EXERCISE BRIEF: The entries below contain pictures. Retype everything except those pictures, exactly as given.

RECORD EXTRACTS:
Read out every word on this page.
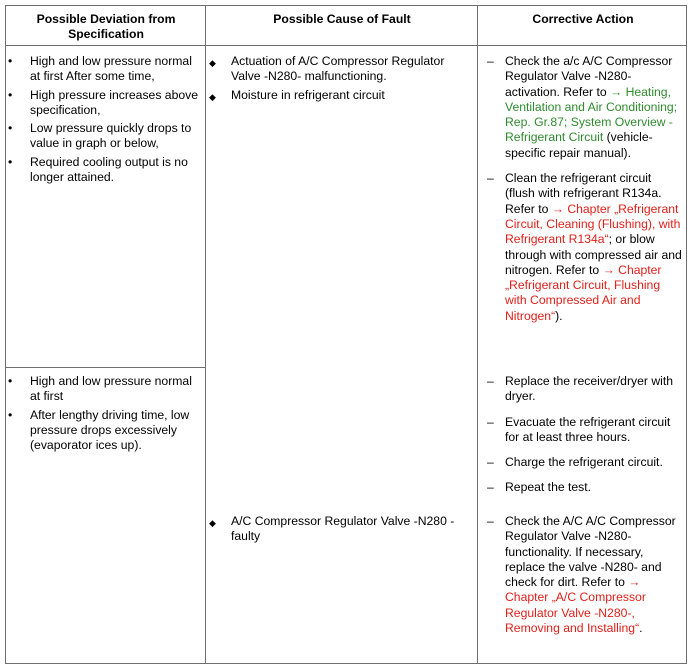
Possible Deviation from Specification
Possible Cause of Fault	Corrective Action
• High and low pressure normal at first After some time,
• High pressure increases above specification,
• Low pressure quickly drops to value in graph or below,
• Required cooling output is no longer attained.
• High and low pressure normal at first
• After lengthy driving time, low pressure drops excessively (evaporator ices up).
◆ Actuation of A/C Compressor Regulator Valve -N280- malfunctioning.
◆ Moisture in refrigerant circuit
◆ A/C Compressor Regulator Valve -N280 - faulty
– Check the a/c A/C Compressor Regulator Valve -N280- activation. Refer to → Heating, Ventilation and Air Conditioning; Rep. Gr.87; System Overview - Refrigerant Circuit (vehicle-specific repair manual).
– Clean the refrigerant circuit (flush with refrigerant R134a. Refer to → Chapter „Refrigerant Circuit, Cleaning (Flushing), with Refrigerant R134a“; or blow through with compressed air and nitrogen. Refer to → Chapter „Refrigerant Circuit, Flushing with Compressed Air and Nitrogen“).
– Replace the receiver/dryer with dryer.
– Evacuate the refrigerant circuit for at least three hours.
– Charge the refrigerant circuit.
– Repeat the test.
– Check the A/C A/C Compressor Regulator Valve -N280- functionality. If necessary, replace the valve -N280- and check for dirt. Refer to → Chapter „A/C Compressor Regulator Valve -N280-, Removing and Installing“.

RESULT FOR THIS TASK:
Read out every word on this page.
Possible Deviation from Specification
Possible Cause of Fault	Corrective Action
• High and low pressure normal at first After some time,
• High pressure increases above specification,
• Low pressure quickly drops to value in graph or below,
• Required cooling output is no longer attained.
• High and low pressure normal at first
• After lengthy driving time, low pressure drops excessively (evaporator ices up).
◆ Actuation of A/C Compressor Regulator Valve -N280- malfunctioning.
◆ Moisture in refrigerant circuit
◆ A/C Compressor Regulator Valve -N280 - faulty
– Check the a/c A/C Compressor Regulator Valve -N280- activation. Refer to → Heating, Ventilation and Air Conditioning; Rep. Gr.87; System Overview - Refrigerant Circuit (vehicle-specific repair manual).
– Clean the refrigerant circuit (flush with refrigerant R134a. Refer to → Chapter „Refrigerant Circuit, Cleaning (Flushing), with Refrigerant R134a“; or blow through with compressed air and nitrogen. Refer to → Chapter „Refrigerant Circuit, Flushing with Compressed Air and Nitrogen“).
– Replace the receiver/dryer with dryer.
– Evacuate the refrigerant circuit for at least three hours.
– Charge the refrigerant circuit.
– Repeat the test.
– Check the A/C A/C Compressor Regulator Valve -N280- functionality. If necessary, replace the valve -N280- and check for dirt. Refer to → Chapter „A/C Compressor Regulator Valve -N280-, Removing and Installing“.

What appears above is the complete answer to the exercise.